----- MATERIALS PROVIDED

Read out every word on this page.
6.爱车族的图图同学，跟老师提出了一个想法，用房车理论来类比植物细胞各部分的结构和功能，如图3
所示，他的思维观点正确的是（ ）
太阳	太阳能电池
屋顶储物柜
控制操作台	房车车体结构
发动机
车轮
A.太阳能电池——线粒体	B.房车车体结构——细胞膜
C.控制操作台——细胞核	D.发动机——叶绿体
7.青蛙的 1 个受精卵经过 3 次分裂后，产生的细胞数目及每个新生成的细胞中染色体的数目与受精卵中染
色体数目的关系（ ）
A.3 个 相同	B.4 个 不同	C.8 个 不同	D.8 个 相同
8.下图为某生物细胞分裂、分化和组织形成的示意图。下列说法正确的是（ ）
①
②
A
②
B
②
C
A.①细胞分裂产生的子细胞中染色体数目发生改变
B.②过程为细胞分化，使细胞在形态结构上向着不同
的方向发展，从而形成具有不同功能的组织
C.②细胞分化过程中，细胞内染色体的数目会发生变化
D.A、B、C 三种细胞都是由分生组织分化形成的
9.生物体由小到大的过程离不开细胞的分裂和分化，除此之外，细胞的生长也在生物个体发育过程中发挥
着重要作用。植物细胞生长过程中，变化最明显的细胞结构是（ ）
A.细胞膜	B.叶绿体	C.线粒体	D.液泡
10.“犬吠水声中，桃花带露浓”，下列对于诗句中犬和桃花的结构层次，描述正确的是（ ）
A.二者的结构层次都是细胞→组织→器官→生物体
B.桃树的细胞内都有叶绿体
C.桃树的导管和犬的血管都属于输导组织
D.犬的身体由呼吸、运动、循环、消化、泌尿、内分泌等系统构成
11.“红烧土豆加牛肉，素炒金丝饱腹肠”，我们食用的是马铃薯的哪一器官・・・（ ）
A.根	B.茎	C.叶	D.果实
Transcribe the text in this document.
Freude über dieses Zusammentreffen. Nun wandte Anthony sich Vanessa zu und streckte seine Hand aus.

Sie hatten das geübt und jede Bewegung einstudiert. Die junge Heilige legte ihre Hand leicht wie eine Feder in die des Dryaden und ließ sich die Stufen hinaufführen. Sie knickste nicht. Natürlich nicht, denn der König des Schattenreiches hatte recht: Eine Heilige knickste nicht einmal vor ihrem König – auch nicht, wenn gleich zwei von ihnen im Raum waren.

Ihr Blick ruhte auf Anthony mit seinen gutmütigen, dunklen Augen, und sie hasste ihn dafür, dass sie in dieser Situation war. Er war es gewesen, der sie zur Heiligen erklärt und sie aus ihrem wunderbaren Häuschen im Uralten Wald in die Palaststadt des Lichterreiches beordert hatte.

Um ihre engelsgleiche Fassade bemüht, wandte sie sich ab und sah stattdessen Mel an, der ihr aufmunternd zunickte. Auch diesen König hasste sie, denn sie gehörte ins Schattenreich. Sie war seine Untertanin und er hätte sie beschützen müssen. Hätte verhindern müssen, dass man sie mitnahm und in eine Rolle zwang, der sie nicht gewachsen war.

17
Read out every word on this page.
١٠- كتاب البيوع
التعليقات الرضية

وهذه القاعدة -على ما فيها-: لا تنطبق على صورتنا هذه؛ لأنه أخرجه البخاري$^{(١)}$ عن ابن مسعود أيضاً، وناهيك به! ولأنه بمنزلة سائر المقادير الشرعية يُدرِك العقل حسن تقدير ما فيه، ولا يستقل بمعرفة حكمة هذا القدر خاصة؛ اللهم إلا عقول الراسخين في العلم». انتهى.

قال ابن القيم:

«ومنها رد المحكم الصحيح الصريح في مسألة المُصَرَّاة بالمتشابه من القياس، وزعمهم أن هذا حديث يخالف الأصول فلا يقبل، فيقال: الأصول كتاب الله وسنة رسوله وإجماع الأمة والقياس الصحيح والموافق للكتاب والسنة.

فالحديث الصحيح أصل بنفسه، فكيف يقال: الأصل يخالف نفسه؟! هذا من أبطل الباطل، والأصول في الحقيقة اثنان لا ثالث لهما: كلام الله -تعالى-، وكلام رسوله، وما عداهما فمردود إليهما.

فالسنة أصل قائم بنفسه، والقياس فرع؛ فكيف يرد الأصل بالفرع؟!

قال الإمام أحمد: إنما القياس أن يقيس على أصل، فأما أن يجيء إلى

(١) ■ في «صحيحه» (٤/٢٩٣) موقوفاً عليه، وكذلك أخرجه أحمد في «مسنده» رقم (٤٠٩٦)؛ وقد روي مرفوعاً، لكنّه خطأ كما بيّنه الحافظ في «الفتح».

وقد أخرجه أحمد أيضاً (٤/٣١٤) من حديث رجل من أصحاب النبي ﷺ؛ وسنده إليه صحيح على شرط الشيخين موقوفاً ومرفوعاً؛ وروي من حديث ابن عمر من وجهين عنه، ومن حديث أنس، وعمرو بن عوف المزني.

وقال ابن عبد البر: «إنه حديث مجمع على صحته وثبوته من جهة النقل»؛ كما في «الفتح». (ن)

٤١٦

----------

AIM OF THE EXERCISE =
Produce an exact copy of all the records.

RESPONSE =
Read out every word on this page.
6.爱车族的图图同学，跟老师提出了一个想法，用房车理论来类比植物细胞各部分的结构和功能，如图3
所示，他的思维观点正确的是（ ）
太阳	太阳能电池
屋顶储物柜
控制操作台	房车车体结构
发动机
车轮
A.太阳能电池——线粒体	B.房车车体结构——细胞膜
C.控制操作台——细胞核	D.发动机——叶绿体
7.青蛙的 1 个受精卵经过 3 次分裂后，产生的细胞数目及每个新生成的细胞中染色体的数目与受精卵中染
色体数目的关系（ ）
A.3 个 相同	B.4 个 不同	C.8 个 不同	D.8 个 相同
8.下图为某生物细胞分裂、分化和组织形成的示意图。下列说法正确的是（ ）
①
②
A
②
B
②
C
A.①细胞分裂产生的子细胞中染色体数目发生改变
B.②过程为细胞分化，使细胞在形态结构上向着不同
的方向发展，从而形成具有不同功能的组织
C.②细胞分化过程中，细胞内染色体的数目会发生变化
D.A、B、C 三种细胞都是由分生组织分化形成的
9.生物体由小到大的过程离不开细胞的分裂和分化，除此之外，细胞的生长也在生物个体发育过程中发挥
着重要作用。植物细胞生长过程中，变化最明显的细胞结构是（ ）
A.细胞膜	B.叶绿体	C.线粒体	D.液泡
10.“犬吠水声中，桃花带露浓”，下列对于诗句中犬和桃花的结构层次，描述正确的是（ ）
A.二者的结构层次都是细胞→组织→器官→生物体
B.桃树的细胞内都有叶绿体
C.桃树的导管和犬的血管都属于输导组织
D.犬的身体由呼吸、运动、循环、消化、泌尿、内分泌等系统构成
11.“红烧土豆加牛肉，素炒金丝饱腹肠”，我们食用的是马铃薯的哪一器官・・・（ ）
A.根	B.茎	C.叶	D.果实
Transcribe the text in this document.
Freude über dieses Zusammentreffen. Nun wandte Anthony sich Vanessa zu und streckte seine Hand aus.

Sie hatten das geübt und jede Bewegung einstudiert. Die junge Heilige legte ihre Hand leicht wie eine Feder in die des Dryaden und ließ sich die Stufen hinaufführen. Sie knickste nicht. Natürlich nicht, denn der König des Schattenreiches hatte recht: Eine Heilige knickste nicht einmal vor ihrem König – auch nicht, wenn gleich zwei von ihnen im Raum waren.

Ihr Blick ruhte auf Anthony mit seinen gutmütigen, dunklen Augen, und sie hasste ihn dafür, dass sie in dieser Situation war. Er war es gewesen, der sie zur Heiligen erklärt und sie aus ihrem wunderbaren Häuschen im Uralten Wald in die Palaststadt des Lichterreiches beordert hatte.

Um ihre engelsgleiche Fassade bemüht, wandte sie sich ab und sah stattdessen Mel an, der ihr aufmunternd zunickte. Auch diesen König hasste sie, denn sie gehörte ins Schattenreich. Sie war seine Untertanin und er hätte sie beschützen müssen. Hätte verhindern müssen, dass man sie mitnahm und in eine Rolle zwang, der sie nicht gewachsen war.

17
Read out every word on this page.
١٠- كتاب البيوع
التعليقات الرضية

وهذه القاعدة -على ما فيها-: لا تنطبق على صورتنا هذه؛ لأنه أخرجه البخاري$^{(١)}$ عن ابن مسعود أيضاً، وناهيك به! ولأنه بمنزلة سائر المقادير الشرعية يُدرِك العقل حسن تقدير ما فيه، ولا يستقل بمعرفة حكمة هذا القدر خاصة؛ اللهم إلا عقول الراسخين في العلم». انتهى.

قال ابن القيم:

«ومنها رد المحكم الصحيح الصريح في مسألة المُصَرَّاة بالمتشابه من القياس، وزعمهم أن هذا حديث يخالف الأصول فلا يقبل، فيقال: الأصول كتاب الله وسنة رسوله وإجماع الأمة والقياس الصحيح والموافق للكتاب والسنة.

فالحديث الصحيح أصل بنفسه، فكيف يقال: الأصل يخالف نفسه؟! هذا من أبطل الباطل، والأصول في الحقيقة اثنان لا ثالث لهما: كلام الله -تعالى-، وكلام رسوله، وما عداهما فمردود إليهما.

فالسنة أصل قائم بنفسه، والقياس فرع؛ فكيف يرد الأصل بالفرع؟!

قال الإمام أحمد: إنما القياس أن يقيس على أصل، فأما أن يجيء إلى

(١) ■ في «صحيحه» (٤/٢٩٣) موقوفاً عليه، وكذلك أخرجه أحمد في «مسنده» رقم (٤٠٩٦)؛ وقد روي مرفوعاً، لكنّه خطأ كما بيّنه الحافظ في «الفتح».

وقد أخرجه أحمد أيضاً (٤/٣١٤) من حديث رجل من أصحاب النبي ﷺ؛ وسنده إليه صحيح على شرط الشيخين موقوفاً ومرفوعاً؛ وروي من حديث ابن عمر من وجهين عنه، ومن حديث أنس، وعمرو بن عوف المزني.

وقال ابن عبد البر: «إنه حديث مجمع على صحته وثبوته من جهة النقل»؛ كما في «الفتح». (ن)

٤١٦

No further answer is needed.